--- BEGIN Entries supplied ---

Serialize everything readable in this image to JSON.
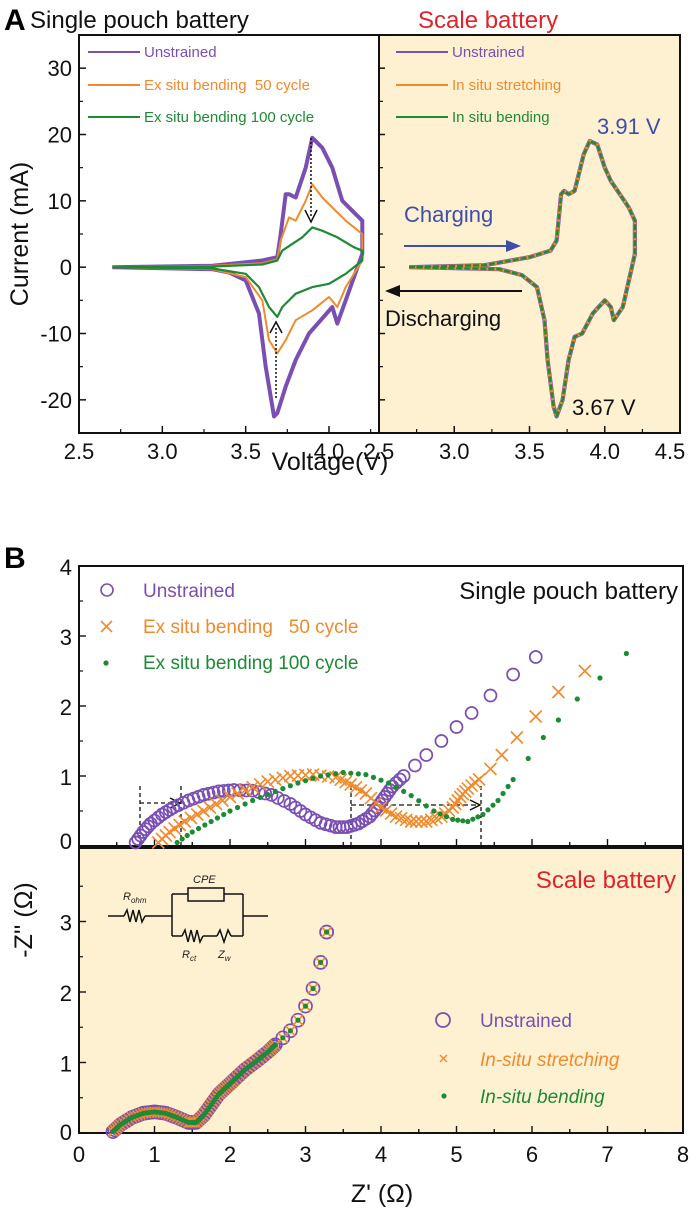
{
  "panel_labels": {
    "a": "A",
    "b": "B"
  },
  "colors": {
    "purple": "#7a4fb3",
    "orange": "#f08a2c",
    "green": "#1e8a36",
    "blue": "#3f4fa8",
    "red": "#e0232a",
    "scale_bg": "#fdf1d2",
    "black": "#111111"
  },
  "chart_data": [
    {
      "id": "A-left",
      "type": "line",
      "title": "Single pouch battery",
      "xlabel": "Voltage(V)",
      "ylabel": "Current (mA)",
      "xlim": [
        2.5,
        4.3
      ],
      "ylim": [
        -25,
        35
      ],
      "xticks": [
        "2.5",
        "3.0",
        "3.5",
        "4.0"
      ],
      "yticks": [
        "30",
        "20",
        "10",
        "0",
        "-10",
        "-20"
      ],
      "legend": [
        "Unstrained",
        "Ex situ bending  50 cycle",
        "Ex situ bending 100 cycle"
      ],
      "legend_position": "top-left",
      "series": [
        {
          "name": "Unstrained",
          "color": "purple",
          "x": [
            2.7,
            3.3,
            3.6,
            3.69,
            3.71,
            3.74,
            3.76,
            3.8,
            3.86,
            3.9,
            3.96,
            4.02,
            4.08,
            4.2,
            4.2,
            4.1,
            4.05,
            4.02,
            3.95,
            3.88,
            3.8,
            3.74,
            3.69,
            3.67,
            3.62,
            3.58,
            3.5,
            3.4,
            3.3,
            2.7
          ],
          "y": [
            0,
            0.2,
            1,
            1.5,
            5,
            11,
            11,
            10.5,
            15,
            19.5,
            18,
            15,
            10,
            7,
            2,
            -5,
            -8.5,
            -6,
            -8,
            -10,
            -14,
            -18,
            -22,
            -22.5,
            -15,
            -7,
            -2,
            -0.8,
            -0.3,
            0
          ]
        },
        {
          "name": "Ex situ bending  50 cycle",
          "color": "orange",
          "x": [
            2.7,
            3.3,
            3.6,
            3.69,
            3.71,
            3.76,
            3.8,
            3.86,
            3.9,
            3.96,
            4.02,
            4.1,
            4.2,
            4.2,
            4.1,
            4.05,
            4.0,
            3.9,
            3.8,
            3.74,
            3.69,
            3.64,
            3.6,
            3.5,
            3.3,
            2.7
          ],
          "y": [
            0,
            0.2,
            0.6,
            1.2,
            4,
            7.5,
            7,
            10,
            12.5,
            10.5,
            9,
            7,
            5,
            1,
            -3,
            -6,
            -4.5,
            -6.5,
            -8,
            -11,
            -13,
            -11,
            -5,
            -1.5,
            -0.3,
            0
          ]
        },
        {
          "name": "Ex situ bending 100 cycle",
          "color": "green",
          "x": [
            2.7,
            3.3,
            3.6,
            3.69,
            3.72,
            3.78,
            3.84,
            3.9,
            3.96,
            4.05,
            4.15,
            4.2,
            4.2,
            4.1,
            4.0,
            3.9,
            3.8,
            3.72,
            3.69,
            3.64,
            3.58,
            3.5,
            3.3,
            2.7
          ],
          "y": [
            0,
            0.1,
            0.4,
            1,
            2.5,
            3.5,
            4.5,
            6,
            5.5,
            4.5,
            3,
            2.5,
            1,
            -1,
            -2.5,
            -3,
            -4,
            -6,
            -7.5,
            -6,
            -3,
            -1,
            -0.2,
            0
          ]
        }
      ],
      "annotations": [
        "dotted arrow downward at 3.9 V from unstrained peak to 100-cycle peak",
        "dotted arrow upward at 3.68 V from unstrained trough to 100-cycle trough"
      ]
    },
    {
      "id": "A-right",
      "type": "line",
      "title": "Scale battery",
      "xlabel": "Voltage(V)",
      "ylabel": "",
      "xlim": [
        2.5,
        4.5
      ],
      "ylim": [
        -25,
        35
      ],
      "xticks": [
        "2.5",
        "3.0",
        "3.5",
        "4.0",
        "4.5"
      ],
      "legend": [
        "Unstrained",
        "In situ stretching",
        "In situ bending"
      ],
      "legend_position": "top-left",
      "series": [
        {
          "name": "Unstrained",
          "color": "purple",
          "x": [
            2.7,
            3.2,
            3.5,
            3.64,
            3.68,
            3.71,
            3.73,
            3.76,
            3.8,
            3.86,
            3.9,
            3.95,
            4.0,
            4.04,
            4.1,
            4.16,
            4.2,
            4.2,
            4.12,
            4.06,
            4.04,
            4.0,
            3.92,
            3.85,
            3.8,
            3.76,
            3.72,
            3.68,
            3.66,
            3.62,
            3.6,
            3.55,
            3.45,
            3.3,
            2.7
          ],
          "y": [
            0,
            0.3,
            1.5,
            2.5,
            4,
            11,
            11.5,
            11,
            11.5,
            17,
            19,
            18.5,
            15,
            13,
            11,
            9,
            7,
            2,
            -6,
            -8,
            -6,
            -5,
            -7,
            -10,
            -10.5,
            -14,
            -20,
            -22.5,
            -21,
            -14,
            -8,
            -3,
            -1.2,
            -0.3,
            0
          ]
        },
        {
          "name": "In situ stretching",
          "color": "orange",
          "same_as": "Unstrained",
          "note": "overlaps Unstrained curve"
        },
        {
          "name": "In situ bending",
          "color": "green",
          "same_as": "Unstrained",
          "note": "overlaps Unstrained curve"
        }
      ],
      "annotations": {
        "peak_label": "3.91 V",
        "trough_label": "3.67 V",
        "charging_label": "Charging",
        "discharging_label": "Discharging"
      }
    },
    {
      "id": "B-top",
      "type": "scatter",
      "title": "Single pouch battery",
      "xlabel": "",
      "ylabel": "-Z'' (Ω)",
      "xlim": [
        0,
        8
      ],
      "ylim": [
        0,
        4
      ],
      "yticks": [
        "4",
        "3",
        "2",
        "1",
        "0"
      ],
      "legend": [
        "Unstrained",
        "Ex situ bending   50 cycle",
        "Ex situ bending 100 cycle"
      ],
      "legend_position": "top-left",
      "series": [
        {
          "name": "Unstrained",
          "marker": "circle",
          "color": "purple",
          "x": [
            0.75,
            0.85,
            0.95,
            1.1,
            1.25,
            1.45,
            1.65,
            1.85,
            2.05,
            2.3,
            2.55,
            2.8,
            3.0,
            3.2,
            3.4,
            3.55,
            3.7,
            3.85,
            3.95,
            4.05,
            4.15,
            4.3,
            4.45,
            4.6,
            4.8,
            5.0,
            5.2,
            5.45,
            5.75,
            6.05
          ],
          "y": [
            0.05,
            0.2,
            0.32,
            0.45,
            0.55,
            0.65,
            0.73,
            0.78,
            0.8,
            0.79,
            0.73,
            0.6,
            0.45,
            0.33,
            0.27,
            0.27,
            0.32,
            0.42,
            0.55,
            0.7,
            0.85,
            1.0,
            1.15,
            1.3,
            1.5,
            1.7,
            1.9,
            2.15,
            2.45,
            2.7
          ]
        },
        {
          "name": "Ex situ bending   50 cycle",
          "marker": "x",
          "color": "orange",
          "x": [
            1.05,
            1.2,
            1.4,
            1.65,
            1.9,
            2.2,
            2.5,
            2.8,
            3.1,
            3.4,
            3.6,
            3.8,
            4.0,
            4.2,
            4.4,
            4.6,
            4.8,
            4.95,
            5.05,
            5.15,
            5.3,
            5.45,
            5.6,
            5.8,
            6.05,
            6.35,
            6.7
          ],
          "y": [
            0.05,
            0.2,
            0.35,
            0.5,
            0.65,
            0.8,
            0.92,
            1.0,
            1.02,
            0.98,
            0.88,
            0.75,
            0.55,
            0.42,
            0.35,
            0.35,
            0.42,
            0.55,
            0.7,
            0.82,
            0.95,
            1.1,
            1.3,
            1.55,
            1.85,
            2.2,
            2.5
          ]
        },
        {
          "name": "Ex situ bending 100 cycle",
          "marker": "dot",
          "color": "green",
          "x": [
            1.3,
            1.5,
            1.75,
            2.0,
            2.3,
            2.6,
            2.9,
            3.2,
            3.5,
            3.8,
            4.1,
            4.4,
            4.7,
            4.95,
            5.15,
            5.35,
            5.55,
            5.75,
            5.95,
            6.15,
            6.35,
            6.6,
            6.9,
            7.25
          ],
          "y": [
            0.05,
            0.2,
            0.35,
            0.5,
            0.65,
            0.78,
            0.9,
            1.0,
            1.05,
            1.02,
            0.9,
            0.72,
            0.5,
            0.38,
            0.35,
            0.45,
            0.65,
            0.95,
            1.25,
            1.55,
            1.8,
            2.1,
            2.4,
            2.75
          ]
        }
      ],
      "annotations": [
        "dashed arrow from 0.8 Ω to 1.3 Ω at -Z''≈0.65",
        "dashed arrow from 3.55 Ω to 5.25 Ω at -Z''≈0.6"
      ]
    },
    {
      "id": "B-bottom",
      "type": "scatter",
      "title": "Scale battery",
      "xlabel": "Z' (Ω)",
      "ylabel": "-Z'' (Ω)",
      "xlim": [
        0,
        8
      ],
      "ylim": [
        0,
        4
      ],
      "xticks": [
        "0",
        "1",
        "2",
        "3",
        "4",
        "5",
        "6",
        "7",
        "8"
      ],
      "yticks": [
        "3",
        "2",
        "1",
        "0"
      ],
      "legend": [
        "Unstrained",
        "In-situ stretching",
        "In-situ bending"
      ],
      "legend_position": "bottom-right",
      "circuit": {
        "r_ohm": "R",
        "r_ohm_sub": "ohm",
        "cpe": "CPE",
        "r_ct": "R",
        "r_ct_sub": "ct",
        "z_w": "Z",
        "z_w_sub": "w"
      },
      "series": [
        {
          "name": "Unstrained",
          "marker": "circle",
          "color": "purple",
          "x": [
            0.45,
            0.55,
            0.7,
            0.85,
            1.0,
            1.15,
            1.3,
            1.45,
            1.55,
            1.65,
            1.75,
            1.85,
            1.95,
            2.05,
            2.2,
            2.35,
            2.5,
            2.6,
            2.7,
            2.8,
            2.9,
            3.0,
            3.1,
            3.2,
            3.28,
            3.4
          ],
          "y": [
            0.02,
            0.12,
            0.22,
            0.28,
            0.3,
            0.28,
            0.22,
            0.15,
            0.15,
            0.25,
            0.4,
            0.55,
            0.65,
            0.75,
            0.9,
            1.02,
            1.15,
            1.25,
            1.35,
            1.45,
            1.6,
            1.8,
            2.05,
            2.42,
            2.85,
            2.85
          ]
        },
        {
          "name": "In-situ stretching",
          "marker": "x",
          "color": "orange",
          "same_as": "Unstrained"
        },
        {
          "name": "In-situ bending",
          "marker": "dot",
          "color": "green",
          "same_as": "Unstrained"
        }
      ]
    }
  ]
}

--- END Entries supplied ---

| Stated problem |
Only the number is wanted: how many lines of the data contain the word "arrow"?

| Answer for this exercise |
4